**Exercise**
Filter this material down to the lines that hold "Current", copying each one.

<<<<

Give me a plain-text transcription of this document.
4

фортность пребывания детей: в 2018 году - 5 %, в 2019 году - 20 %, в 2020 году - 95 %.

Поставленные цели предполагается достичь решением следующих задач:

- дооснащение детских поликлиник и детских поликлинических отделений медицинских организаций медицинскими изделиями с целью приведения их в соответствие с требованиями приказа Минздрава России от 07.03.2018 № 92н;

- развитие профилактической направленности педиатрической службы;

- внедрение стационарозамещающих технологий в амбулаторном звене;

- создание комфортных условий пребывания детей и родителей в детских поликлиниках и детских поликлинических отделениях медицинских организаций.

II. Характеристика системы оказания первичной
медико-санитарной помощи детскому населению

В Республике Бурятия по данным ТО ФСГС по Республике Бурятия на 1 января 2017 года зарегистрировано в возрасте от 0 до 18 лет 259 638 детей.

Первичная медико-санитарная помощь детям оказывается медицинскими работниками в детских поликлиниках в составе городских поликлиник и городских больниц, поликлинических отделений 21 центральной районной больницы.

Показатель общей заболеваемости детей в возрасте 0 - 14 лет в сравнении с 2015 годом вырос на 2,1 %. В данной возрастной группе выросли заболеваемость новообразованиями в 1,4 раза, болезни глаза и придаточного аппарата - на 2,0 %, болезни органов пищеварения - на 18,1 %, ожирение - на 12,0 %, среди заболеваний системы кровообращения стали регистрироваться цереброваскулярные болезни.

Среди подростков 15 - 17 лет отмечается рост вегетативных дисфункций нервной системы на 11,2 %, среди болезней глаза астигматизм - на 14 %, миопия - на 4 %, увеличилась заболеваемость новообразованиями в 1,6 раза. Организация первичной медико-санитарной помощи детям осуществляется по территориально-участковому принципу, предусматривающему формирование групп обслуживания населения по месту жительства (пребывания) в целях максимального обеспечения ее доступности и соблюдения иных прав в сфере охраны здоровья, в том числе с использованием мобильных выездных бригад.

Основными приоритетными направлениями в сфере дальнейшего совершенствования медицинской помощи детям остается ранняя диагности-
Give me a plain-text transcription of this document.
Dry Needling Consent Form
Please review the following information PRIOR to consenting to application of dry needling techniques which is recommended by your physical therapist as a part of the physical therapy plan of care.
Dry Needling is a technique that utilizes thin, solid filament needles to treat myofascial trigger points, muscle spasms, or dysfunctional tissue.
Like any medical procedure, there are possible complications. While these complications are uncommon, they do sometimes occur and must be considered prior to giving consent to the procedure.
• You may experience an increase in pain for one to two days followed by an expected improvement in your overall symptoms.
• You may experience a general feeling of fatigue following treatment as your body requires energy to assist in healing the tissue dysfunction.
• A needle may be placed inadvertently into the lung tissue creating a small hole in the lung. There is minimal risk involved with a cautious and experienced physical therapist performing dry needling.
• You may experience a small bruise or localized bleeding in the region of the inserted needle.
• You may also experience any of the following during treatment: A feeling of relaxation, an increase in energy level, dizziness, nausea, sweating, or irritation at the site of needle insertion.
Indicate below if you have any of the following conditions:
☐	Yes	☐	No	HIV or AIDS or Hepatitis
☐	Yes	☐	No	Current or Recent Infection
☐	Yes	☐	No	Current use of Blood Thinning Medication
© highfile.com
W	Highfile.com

>>>>

**Solution to the exercise**
☐	Yes	☐	No	Current or Recent Infection
☐	Yes	☐	No	Current use of Blood Thinning Medication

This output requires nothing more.